Stored data
----------
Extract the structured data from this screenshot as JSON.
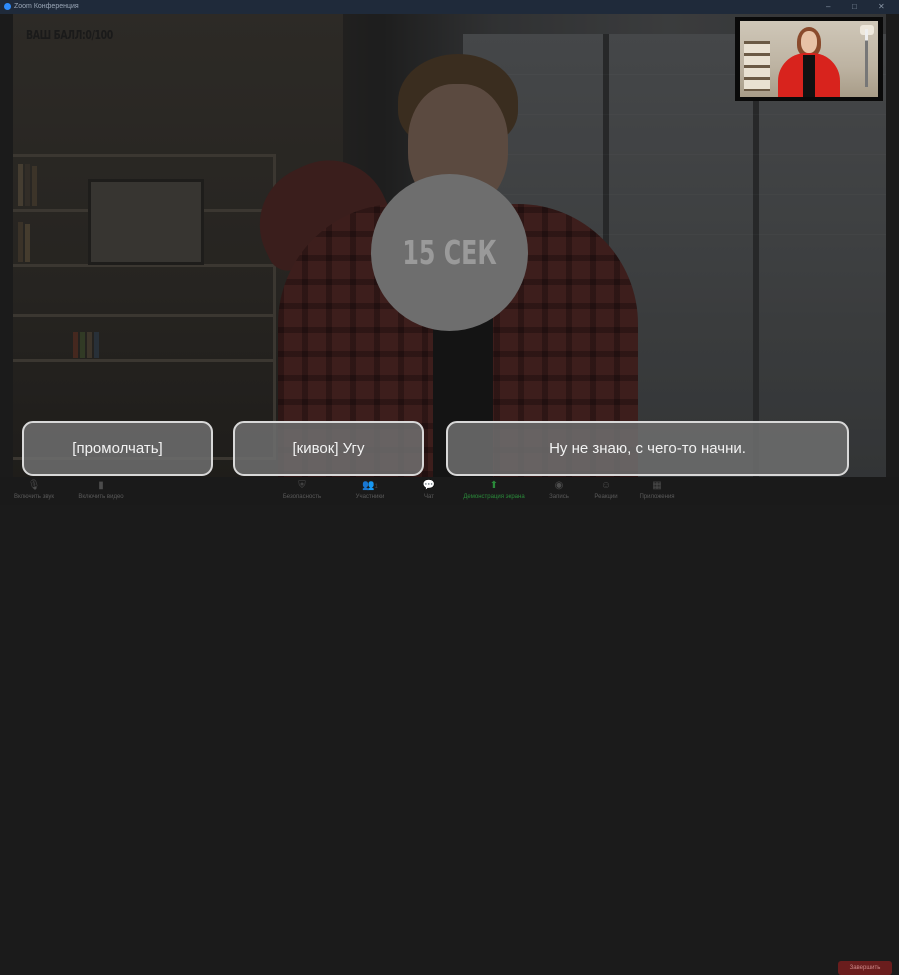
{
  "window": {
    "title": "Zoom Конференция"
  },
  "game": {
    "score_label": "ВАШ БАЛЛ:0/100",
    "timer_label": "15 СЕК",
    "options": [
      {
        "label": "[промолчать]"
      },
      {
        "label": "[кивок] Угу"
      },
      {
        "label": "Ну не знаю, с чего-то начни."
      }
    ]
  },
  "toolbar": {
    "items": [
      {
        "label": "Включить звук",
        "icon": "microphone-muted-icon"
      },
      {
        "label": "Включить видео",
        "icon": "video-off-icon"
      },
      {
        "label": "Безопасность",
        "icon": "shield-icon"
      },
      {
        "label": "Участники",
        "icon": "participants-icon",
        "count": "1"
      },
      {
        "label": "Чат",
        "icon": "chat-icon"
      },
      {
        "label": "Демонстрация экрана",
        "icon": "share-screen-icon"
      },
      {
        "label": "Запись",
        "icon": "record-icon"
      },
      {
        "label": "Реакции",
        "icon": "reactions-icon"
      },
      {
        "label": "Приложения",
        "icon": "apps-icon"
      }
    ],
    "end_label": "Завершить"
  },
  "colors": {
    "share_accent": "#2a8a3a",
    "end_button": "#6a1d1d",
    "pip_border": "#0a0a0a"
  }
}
----------
Look over the material above and show each line where "icon" appears.

- [ANSWER IN FULL]
        "icon": "microphone-muted-icon"
        "icon": "video-off-icon"
        "icon": "shield-icon"
        "icon": "participants-icon",
        "icon": "chat-icon"
        "icon": "share-screen-icon"
        "icon": "record-icon"
        "icon": "reactions-icon"
        "icon": "apps-icon"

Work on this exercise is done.